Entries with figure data
------------------------------------------------------------------------

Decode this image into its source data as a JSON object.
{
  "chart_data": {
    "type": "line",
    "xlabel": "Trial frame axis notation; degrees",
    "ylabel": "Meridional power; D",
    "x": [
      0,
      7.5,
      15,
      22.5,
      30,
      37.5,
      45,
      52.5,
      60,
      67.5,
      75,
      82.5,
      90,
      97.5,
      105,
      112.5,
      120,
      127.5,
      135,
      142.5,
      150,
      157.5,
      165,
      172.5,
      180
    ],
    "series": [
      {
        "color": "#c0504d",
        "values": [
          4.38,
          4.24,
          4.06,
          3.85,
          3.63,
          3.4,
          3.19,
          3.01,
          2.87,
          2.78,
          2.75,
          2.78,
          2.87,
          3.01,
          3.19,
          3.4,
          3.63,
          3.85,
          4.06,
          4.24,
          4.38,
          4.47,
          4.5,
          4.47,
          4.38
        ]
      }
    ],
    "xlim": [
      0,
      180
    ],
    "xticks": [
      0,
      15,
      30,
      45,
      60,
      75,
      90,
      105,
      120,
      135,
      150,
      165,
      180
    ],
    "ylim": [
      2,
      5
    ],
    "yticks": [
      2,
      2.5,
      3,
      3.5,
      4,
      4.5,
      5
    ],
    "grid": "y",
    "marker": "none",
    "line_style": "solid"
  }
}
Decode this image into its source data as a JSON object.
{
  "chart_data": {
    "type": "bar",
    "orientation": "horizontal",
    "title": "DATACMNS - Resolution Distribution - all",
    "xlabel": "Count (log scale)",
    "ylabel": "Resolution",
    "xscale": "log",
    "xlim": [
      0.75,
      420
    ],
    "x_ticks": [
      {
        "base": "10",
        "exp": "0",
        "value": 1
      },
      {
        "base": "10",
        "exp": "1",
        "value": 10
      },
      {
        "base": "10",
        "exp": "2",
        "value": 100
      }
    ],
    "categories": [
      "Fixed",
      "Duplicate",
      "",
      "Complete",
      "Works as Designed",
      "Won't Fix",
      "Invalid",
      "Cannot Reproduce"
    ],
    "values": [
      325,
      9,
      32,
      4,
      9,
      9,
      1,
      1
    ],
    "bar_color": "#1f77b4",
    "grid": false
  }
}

------------------------------------------------------------------------

> _Problem details_
Exactly reproduce all of the entries.

> _Worked solution_
Decode this image into its source data as a JSON object.
{
  "chart_data": {
    "type": "line",
    "xlabel": "Trial frame axis notation; degrees",
    "ylabel": "Meridional power; D",
    "x": [
      0,
      7.5,
      15,
      22.5,
      30,
      37.5,
      45,
      52.5,
      60,
      67.5,
      75,
      82.5,
      90,
      97.5,
      105,
      112.5,
      120,
      127.5,
      135,
      142.5,
      150,
      157.5,
      165,
      172.5,
      180
    ],
    "series": [
      {
        "color": "#c0504d",
        "values": [
          4.38,
          4.24,
          4.06,
          3.85,
          3.63,
          3.4,
          3.19,
          3.01,
          2.87,
          2.78,
          2.75,
          2.78,
          2.87,
          3.01,
          3.19,
          3.4,
          3.63,
          3.85,
          4.06,
          4.24,
          4.38,
          4.47,
          4.5,
          4.47,
          4.38
        ]
      }
    ],
    "xlim": [
      0,
      180
    ],
    "xticks": [
      0,
      15,
      30,
      45,
      60,
      75,
      90,
      105,
      120,
      135,
      150,
      165,
      180
    ],
    "ylim": [
      2,
      5
    ],
    "yticks": [
      2,
      2.5,
      3,
      3.5,
      4,
      4.5,
      5
    ],
    "grid": "y",
    "marker": "none",
    "line_style": "solid"
  }
}
Decode this image into its source data as a JSON object.
{
  "chart_data": {
    "type": "bar",
    "orientation": "horizontal",
    "title": "DATACMNS - Resolution Distribution - all",
    "xlabel": "Count (log scale)",
    "ylabel": "Resolution",
    "xscale": "log",
    "xlim": [
      0.75,
      420
    ],
    "x_ticks": [
      {
        "base": "10",
        "exp": "0",
        "value": 1
      },
      {
        "base": "10",
        "exp": "1",
        "value": 10
      },
      {
        "base": "10",
        "exp": "2",
        "value": 100
      }
    ],
    "categories": [
      "Fixed",
      "Duplicate",
      "",
      "Complete",
      "Works as Designed",
      "Won't Fix",
      "Invalid",
      "Cannot Reproduce"
    ],
    "values": [
      325,
      9,
      32,
      4,
      9,
      9,
      1,
      1
    ],
    "bar_color": "#1f77b4",
    "grid": false
  }
}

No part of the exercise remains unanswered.